Saved entries
= = = = =

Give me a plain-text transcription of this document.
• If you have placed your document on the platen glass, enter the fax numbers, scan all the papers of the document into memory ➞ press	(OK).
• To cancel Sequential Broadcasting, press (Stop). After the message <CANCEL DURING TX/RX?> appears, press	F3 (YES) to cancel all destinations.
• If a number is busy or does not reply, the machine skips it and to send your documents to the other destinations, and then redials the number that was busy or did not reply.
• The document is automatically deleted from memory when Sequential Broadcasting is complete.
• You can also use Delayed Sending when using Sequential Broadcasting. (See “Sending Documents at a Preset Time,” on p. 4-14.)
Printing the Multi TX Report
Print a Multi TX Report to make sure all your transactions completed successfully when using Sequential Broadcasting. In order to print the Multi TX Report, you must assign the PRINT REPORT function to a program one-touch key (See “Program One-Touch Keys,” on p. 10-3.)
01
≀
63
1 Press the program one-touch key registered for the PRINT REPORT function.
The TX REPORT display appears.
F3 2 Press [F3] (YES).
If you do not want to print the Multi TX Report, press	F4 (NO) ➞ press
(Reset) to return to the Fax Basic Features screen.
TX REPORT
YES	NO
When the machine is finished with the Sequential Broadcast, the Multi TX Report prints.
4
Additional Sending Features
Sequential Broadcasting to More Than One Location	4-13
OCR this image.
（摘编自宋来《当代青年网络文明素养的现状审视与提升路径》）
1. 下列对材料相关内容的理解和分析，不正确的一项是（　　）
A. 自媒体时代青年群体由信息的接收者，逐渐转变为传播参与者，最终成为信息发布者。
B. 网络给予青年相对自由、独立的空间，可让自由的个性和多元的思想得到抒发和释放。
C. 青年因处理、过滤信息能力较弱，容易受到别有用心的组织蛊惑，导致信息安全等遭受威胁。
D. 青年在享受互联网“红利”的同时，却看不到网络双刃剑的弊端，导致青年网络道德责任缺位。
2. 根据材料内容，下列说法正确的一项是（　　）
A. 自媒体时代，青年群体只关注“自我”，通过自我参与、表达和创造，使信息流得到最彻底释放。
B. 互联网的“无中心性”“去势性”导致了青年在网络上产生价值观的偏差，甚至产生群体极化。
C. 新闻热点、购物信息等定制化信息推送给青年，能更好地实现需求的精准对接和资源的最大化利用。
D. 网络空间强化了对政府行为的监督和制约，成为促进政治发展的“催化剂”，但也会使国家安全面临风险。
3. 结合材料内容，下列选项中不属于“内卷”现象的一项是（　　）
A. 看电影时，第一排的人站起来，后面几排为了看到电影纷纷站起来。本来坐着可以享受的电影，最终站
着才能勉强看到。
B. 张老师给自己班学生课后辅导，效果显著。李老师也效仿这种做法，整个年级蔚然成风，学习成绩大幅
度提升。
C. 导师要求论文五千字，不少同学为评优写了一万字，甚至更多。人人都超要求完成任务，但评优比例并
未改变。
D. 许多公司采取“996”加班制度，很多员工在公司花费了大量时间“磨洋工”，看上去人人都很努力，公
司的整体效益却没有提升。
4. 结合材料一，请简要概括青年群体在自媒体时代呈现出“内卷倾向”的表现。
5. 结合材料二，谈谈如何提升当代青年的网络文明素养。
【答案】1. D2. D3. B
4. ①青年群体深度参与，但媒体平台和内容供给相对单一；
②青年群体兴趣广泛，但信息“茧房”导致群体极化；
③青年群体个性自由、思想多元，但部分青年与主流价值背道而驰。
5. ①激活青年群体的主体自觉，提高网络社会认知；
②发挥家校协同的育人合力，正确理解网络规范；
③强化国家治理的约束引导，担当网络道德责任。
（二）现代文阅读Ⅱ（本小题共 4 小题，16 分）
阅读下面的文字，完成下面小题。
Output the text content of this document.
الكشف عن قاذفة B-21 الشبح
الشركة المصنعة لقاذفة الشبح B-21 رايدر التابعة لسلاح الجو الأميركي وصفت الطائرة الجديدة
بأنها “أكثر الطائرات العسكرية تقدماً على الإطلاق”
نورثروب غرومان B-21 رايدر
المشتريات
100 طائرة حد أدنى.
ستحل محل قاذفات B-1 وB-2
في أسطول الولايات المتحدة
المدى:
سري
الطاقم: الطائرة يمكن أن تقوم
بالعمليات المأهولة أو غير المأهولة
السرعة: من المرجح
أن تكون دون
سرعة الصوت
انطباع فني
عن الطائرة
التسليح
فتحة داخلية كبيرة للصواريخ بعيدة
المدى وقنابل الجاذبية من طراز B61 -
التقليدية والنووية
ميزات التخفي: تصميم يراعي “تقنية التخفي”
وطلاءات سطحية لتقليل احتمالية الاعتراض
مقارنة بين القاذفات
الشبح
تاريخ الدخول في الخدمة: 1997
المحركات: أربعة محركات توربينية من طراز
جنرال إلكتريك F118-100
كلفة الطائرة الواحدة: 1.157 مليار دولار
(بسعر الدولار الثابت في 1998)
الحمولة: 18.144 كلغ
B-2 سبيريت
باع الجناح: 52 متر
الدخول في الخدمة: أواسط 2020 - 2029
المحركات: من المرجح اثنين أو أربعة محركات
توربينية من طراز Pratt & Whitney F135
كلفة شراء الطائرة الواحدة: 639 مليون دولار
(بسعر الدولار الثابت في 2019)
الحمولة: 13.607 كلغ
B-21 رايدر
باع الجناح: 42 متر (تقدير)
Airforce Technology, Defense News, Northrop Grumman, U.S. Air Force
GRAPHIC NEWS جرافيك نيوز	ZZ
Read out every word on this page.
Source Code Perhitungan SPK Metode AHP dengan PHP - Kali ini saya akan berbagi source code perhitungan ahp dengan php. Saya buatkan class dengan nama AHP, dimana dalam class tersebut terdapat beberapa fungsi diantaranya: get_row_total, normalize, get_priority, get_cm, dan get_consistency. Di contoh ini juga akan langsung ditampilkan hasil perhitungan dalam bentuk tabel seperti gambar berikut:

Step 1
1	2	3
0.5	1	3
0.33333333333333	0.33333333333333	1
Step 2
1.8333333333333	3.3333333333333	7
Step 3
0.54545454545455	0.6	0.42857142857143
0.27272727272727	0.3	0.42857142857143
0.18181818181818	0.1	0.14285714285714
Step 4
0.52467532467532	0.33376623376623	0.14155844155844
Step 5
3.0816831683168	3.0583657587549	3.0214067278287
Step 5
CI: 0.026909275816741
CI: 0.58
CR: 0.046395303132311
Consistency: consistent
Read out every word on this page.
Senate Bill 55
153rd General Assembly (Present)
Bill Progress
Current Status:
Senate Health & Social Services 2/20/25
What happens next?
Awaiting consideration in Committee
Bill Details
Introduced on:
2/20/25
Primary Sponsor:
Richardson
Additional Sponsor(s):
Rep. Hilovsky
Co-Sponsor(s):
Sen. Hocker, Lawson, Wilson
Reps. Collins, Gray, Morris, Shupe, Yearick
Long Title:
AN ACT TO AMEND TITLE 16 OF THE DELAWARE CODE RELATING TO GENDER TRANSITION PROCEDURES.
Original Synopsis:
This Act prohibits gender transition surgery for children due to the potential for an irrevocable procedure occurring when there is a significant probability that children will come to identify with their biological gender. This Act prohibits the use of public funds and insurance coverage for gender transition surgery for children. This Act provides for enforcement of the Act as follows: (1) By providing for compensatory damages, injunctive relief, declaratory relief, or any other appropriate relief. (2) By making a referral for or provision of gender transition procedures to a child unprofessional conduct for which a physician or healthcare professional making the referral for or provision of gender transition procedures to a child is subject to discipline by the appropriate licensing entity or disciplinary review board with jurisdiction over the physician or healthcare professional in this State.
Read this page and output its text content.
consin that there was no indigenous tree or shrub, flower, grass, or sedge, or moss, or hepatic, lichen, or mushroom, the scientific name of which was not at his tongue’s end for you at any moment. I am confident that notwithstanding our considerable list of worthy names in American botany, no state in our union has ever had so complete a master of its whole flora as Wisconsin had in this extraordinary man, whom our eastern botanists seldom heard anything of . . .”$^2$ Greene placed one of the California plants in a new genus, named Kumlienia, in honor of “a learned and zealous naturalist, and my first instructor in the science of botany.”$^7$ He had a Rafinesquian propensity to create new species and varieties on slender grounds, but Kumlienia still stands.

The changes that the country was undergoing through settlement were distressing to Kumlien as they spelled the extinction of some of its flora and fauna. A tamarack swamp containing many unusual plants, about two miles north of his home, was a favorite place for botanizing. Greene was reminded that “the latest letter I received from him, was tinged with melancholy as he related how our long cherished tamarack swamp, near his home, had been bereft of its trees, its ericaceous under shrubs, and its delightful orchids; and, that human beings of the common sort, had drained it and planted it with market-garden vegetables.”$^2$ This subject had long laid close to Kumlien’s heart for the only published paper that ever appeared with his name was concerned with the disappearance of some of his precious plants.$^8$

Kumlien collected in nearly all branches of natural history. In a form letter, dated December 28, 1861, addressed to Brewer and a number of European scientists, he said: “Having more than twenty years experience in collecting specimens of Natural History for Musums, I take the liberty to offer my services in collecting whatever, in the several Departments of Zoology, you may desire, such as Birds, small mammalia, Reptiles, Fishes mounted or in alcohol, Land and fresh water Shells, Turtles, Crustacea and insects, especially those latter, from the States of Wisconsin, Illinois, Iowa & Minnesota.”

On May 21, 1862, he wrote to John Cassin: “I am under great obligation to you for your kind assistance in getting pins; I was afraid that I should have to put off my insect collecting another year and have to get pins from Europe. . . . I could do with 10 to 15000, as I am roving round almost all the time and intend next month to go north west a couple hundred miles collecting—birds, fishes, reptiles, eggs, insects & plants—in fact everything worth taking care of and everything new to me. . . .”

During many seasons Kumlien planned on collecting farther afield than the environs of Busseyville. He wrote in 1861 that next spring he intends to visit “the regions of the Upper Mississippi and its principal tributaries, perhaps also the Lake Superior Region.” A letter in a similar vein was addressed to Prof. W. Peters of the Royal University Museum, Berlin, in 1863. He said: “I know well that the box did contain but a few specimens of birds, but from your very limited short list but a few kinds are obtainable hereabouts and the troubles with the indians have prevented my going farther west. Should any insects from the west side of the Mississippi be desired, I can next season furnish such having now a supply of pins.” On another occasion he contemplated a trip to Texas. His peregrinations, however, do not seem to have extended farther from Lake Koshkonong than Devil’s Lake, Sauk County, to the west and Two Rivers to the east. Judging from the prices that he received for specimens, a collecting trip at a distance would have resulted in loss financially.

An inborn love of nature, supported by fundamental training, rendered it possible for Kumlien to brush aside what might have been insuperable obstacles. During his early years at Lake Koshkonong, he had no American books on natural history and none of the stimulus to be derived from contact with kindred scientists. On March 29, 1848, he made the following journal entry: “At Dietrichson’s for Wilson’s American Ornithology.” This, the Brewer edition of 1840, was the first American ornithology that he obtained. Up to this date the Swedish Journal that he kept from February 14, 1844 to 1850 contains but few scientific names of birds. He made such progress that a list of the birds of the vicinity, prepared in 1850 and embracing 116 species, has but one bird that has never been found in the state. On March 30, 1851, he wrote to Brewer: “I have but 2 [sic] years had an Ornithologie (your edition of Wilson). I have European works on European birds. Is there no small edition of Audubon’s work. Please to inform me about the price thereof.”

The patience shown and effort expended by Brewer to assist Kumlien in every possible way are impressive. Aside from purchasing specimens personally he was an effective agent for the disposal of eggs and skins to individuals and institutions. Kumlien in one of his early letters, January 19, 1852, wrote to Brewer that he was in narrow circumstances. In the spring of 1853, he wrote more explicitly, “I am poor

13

= = = = =

- _What to do_: Show the lines of the records that contain the word "الواحدة".

- _The output_:
كلفة الطائرة الواحدة: 1.157 مليار دولار
كلفة شراء الطائرة الواحدة: 639 مليون دولار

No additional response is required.